Stored records ->
* * * * *

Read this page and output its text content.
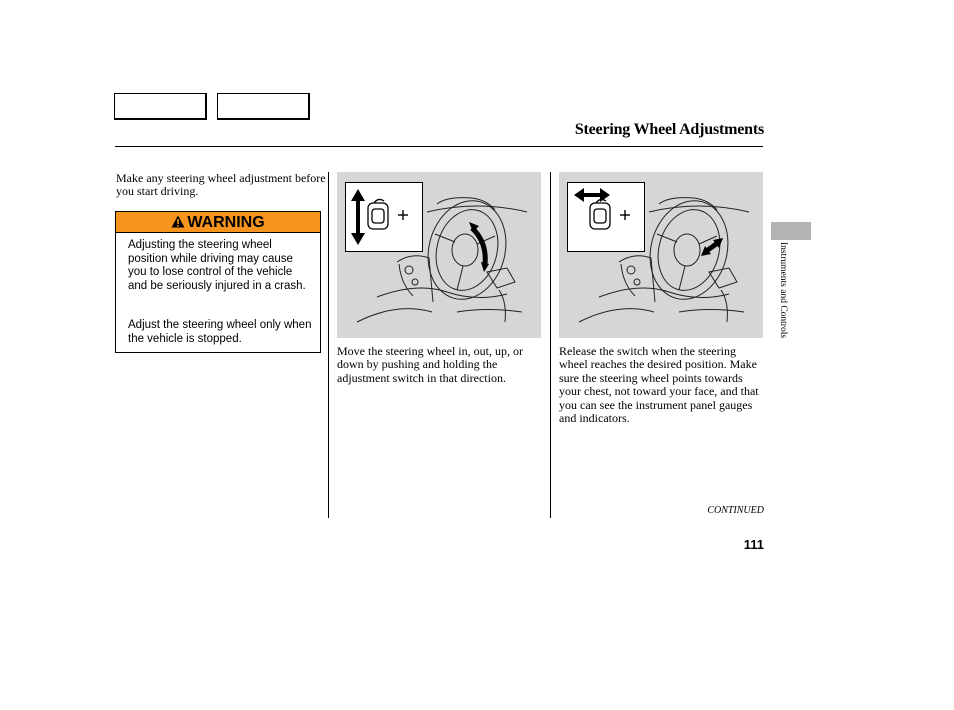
Steering Wheel Adjustments
Make any steering wheel adjustment before you start driving.
WARNING
Adjusting the steering wheel position while driving may cause you to lose control of the vehicle and be seriously injured in a crash.
Adjust the steering wheel only when the vehicle is stopped.
Move the steering wheel in, out, up, or down by pushing and holding the adjustment switch in that direction.
Release the switch when the steering wheel reaches the desired position. Make sure the steering wheel points towards your chest, not toward your face, and that you can see the instrument panel gauges and indicators.
CONTINUED
111
Instruments and Controls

* * * * *

EXERCISE TASK -> Restate the whole listing above exactly, except for its images.

RESPONSE ->
Read this page and output its text content.
Steering Wheel Adjustments
Make any steering wheel adjustment before you start driving.
WARNING
Adjusting the steering wheel position while driving may cause you to lose control of the vehicle and be seriously injured in a crash.
Adjust the steering wheel only when the vehicle is stopped.
Move the steering wheel in, out, up, or down by pushing and holding the adjustment switch in that direction.
Release the switch when the steering wheel reaches the desired position. Make sure the steering wheel points towards your chest, not toward your face, and that you can see the instrument panel gauges and indicators.
CONTINUED
111
Instruments and Controls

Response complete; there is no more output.